SHORT PROBLEM:
Copy these lines exactly as they appear in the data, covering every item.

Records from a collection:
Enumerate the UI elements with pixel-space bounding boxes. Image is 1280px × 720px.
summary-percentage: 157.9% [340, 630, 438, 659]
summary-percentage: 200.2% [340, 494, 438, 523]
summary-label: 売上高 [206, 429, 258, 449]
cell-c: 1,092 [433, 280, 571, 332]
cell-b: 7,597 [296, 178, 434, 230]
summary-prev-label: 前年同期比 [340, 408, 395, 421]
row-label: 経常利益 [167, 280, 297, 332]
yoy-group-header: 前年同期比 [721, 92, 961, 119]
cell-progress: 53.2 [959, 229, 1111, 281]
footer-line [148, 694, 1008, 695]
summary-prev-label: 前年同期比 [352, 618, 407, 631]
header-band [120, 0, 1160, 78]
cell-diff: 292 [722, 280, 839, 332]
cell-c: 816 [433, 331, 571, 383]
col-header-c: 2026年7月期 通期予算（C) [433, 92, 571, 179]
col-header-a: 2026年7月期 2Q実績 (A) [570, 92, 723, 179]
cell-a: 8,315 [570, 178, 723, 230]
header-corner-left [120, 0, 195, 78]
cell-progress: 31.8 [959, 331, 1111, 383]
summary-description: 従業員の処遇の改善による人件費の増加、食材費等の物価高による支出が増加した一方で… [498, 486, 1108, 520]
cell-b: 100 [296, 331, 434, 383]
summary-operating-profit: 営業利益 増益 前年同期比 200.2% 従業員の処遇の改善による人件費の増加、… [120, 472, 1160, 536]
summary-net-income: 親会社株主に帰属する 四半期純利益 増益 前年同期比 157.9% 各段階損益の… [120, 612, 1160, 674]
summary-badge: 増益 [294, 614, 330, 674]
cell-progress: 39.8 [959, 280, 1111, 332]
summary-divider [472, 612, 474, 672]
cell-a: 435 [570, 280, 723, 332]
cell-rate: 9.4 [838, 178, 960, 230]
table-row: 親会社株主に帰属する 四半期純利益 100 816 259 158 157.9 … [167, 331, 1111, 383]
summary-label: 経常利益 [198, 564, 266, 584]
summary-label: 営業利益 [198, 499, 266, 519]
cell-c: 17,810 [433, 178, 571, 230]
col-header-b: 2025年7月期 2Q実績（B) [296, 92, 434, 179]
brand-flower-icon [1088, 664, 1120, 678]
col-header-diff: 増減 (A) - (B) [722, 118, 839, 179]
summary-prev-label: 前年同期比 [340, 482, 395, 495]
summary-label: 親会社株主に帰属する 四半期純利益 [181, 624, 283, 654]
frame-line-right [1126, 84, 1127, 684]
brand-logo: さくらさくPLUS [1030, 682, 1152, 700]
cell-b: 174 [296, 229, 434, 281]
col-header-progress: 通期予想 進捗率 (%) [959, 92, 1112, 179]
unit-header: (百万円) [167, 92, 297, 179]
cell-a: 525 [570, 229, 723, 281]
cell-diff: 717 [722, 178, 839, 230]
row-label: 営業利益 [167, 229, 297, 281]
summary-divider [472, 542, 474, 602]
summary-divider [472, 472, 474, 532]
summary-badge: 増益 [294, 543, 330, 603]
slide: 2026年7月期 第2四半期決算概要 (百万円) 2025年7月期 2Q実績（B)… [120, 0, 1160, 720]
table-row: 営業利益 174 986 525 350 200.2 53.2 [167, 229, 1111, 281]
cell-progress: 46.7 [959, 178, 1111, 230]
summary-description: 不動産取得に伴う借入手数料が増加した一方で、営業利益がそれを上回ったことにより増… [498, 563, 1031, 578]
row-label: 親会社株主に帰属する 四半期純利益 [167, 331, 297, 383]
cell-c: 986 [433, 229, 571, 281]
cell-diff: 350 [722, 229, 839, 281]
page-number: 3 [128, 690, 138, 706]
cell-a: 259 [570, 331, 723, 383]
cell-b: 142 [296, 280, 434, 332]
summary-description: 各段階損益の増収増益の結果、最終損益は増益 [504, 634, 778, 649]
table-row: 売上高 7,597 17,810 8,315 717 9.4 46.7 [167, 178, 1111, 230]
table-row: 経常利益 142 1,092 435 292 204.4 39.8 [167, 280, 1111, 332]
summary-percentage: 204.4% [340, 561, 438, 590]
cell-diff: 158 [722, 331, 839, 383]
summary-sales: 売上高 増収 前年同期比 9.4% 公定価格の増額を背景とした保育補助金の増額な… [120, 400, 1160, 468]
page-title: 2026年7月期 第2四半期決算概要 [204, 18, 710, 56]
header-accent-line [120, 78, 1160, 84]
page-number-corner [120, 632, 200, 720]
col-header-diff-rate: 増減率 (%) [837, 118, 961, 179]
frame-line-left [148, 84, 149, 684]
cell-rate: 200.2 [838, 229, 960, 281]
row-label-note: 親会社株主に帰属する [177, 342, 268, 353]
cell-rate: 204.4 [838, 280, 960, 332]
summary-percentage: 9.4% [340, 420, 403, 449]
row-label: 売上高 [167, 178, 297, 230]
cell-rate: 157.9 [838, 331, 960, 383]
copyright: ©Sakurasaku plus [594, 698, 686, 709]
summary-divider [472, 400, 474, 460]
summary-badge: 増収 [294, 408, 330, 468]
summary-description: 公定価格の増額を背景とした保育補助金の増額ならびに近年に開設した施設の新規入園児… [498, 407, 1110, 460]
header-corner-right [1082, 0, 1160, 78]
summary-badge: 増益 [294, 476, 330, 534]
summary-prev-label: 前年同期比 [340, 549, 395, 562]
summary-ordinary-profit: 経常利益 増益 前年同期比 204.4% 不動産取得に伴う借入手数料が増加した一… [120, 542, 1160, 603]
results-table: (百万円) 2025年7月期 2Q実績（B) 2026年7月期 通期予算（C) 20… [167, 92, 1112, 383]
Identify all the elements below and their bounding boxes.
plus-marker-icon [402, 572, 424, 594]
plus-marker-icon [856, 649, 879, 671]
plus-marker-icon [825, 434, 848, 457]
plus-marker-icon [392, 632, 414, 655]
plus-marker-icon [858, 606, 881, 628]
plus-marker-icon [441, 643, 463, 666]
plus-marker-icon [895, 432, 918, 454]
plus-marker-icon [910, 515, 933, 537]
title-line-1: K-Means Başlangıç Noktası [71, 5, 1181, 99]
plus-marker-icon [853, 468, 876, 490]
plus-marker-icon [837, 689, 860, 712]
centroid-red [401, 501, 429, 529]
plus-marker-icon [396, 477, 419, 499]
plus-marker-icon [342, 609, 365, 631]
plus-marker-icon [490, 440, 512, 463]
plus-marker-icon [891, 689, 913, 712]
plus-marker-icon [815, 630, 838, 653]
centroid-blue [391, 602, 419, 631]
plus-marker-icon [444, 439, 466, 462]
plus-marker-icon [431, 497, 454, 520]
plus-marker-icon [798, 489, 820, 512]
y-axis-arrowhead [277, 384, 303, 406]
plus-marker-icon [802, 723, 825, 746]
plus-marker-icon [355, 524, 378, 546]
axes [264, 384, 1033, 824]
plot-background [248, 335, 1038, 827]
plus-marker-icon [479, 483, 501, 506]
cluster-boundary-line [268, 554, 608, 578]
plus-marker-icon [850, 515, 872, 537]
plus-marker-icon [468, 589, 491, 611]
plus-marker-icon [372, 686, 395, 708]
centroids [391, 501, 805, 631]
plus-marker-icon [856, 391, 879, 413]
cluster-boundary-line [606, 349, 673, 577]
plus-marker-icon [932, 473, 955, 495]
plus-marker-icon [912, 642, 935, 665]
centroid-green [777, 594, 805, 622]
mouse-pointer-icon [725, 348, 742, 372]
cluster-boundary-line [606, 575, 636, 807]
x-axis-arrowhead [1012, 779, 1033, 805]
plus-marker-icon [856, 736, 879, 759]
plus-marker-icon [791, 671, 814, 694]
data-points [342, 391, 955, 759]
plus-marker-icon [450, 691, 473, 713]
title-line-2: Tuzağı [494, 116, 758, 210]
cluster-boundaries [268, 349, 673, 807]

ANSWER FOR THE TASK:
Enumerate the UI elements with pixel-space bounding boxes. Image is 1280px × 720px.
summary-percentage: 157.9% [340, 630, 438, 659]
summary-percentage: 200.2% [340, 494, 438, 523]
summary-label: 売上高 [206, 429, 258, 449]
cell-c: 1,092 [433, 280, 571, 332]
cell-b: 7,597 [296, 178, 434, 230]
summary-prev-label: 前年同期比 [340, 408, 395, 421]
row-label: 経常利益 [167, 280, 297, 332]
yoy-group-header: 前年同期比 [721, 92, 961, 119]
cell-progress: 53.2 [959, 229, 1111, 281]
footer-line [148, 694, 1008, 695]
summary-prev-label: 前年同期比 [352, 618, 407, 631]
header-band [120, 0, 1160, 78]
cell-diff: 292 [722, 280, 839, 332]
cell-c: 816 [433, 331, 571, 383]
col-header-c: 2026年7月期 通期予算（C) [433, 92, 571, 179]
col-header-a: 2026年7月期 2Q実績 (A) [570, 92, 723, 179]
cell-a: 8,315 [570, 178, 723, 230]
header-corner-left [120, 0, 195, 78]
cell-progress: 31.8 [959, 331, 1111, 383]
summary-description: 従業員の処遇の改善による人件費の増加、食材費等の物価高による支出が増加した一方で… [498, 486, 1108, 520]
cell-b: 100 [296, 331, 434, 383]
summary-operating-profit: 営業利益 増益 前年同期比 200.2% 従業員の処遇の改善による人件費の増加、… [120, 472, 1160, 536]
summary-net-income: 親会社株主に帰属する 四半期純利益 増益 前年同期比 157.9% 各段階損益の… [120, 612, 1160, 674]
summary-badge: 増益 [294, 614, 330, 674]
cell-progress: 39.8 [959, 280, 1111, 332]
summary-divider [472, 612, 474, 672]
cell-a: 435 [570, 280, 723, 332]
cell-rate: 9.4 [838, 178, 960, 230]
table-row: 親会社株主に帰属する 四半期純利益 100 816 259 158 157.9 … [167, 331, 1111, 383]
summary-label: 経常利益 [198, 564, 266, 584]
summary-label: 営業利益 [198, 499, 266, 519]
cell-c: 17,810 [433, 178, 571, 230]
col-header-b: 2025年7月期 2Q実績（B) [296, 92, 434, 179]
brand-flower-icon [1088, 664, 1120, 678]
col-header-diff: 増減 (A) - (B) [722, 118, 839, 179]
summary-prev-label: 前年同期比 [340, 482, 395, 495]
summary-label: 親会社株主に帰属する 四半期純利益 [181, 624, 283, 654]
frame-line-right [1126, 84, 1127, 684]
brand-logo: さくらさくPLUS [1030, 682, 1152, 700]
cell-b: 174 [296, 229, 434, 281]
col-header-progress: 通期予想 進捗率 (%) [959, 92, 1112, 179]
unit-header: (百万円) [167, 92, 297, 179]
cell-a: 525 [570, 229, 723, 281]
cell-diff: 717 [722, 178, 839, 230]
row-label: 営業利益 [167, 229, 297, 281]
summary-divider [472, 542, 474, 602]
summary-divider [472, 472, 474, 532]
summary-badge: 増益 [294, 543, 330, 603]
slide: 2026年7月期 第2四半期決算概要 (百万円) 2025年7月期 2Q実績（B)… [120, 0, 1160, 720]
table-row: 営業利益 174 986 525 350 200.2 53.2 [167, 229, 1111, 281]
cell-progress: 46.7 [959, 178, 1111, 230]
summary-description: 不動産取得に伴う借入手数料が増加した一方で、営業利益がそれを上回ったことにより増… [498, 563, 1031, 578]
row-label: 親会社株主に帰属する 四半期純利益 [167, 331, 297, 383]
cell-c: 986 [433, 229, 571, 281]
cell-diff: 350 [722, 229, 839, 281]
page-number: 3 [128, 690, 138, 706]
cell-a: 259 [570, 331, 723, 383]
cell-b: 142 [296, 280, 434, 332]
summary-description: 各段階損益の増収増益の結果、最終損益は増益 [504, 634, 778, 649]
table-row: 売上高 7,597 17,810 8,315 717 9.4 46.7 [167, 178, 1111, 230]
table-row: 経常利益 142 1,092 435 292 204.4 39.8 [167, 280, 1111, 332]
summary-percentage: 204.4% [340, 561, 438, 590]
cell-diff: 158 [722, 331, 839, 383]
summary-sales: 売上高 増収 前年同期比 9.4% 公定価格の増額を背景とした保育補助金の増額な… [120, 400, 1160, 468]
page-title: 2026年7月期 第2四半期決算概要 [204, 18, 710, 56]
header-accent-line [120, 78, 1160, 84]
page-number-corner [120, 632, 200, 720]
col-header-diff-rate: 増減率 (%) [837, 118, 961, 179]
frame-line-left [148, 84, 149, 684]
cell-rate: 200.2 [838, 229, 960, 281]
row-label-note: 親会社株主に帰属する [177, 342, 268, 353]
cell-rate: 204.4 [838, 280, 960, 332]
summary-percentage: 9.4% [340, 420, 403, 449]
row-label: 売上高 [167, 178, 297, 230]
cell-rate: 157.9 [838, 331, 960, 383]
copyright: ©Sakurasaku plus [594, 698, 686, 709]
summary-divider [472, 400, 474, 460]
summary-badge: 増収 [294, 408, 330, 468]
summary-description: 公定価格の増額を背景とした保育補助金の増額ならびに近年に開設した施設の新規入園児… [498, 407, 1110, 460]
header-corner-right [1082, 0, 1160, 78]
summary-badge: 増益 [294, 476, 330, 534]
summary-prev-label: 前年同期比 [340, 549, 395, 562]
summary-ordinary-profit: 経常利益 増益 前年同期比 204.4% 不動産取得に伴う借入手数料が増加した一… [120, 542, 1160, 603]
results-table: (百万円) 2025年7月期 2Q実績（B) 2026年7月期 通期予算（C) 20… [167, 92, 1112, 383]
Identify all the elements below and their bounding boxes.
plus-marker-icon [402, 572, 424, 594]
plus-marker-icon [856, 649, 879, 671]
plus-marker-icon [825, 434, 848, 457]
plus-marker-icon [392, 632, 414, 655]
plus-marker-icon [858, 606, 881, 628]
plus-marker-icon [441, 643, 463, 666]
plus-marker-icon [895, 432, 918, 454]
plus-marker-icon [910, 515, 933, 537]
title-line-1: K-Means Başlangıç Noktası [71, 5, 1181, 99]
plus-marker-icon [853, 468, 876, 490]
plus-marker-icon [837, 689, 860, 712]
centroid-red [401, 501, 429, 529]
plus-marker-icon [396, 477, 419, 499]
plus-marker-icon [342, 609, 365, 631]
plus-marker-icon [490, 440, 512, 463]
plus-marker-icon [891, 689, 913, 712]
plus-marker-icon [815, 630, 838, 653]
centroid-blue [391, 602, 419, 631]
plus-marker-icon [444, 439, 466, 462]
plus-marker-icon [431, 497, 454, 520]
plus-marker-icon [798, 489, 820, 512]
y-axis-arrowhead [277, 384, 303, 406]
plus-marker-icon [802, 723, 825, 746]
plus-marker-icon [355, 524, 378, 546]
axes [264, 384, 1033, 824]
plot-background [248, 335, 1038, 827]
plus-marker-icon [479, 483, 501, 506]
cluster-boundary-line [268, 554, 608, 578]
plus-marker-icon [850, 515, 872, 537]
plus-marker-icon [468, 589, 491, 611]
plus-marker-icon [372, 686, 395, 708]
centroids [391, 501, 805, 631]
plus-marker-icon [856, 391, 879, 413]
cluster-boundary-line [606, 349, 673, 577]
plus-marker-icon [932, 473, 955, 495]
plus-marker-icon [912, 642, 935, 665]
centroid-green [777, 594, 805, 622]
mouse-pointer-icon [725, 348, 742, 372]
cluster-boundary-line [606, 575, 636, 807]
x-axis-arrowhead [1012, 779, 1033, 805]
plus-marker-icon [856, 736, 879, 759]
plus-marker-icon [791, 671, 814, 694]
data-points [342, 391, 955, 759]
plus-marker-icon [450, 691, 473, 713]
title-line-2: Tuzağı [494, 116, 758, 210]
cluster-boundaries [268, 349, 673, 807]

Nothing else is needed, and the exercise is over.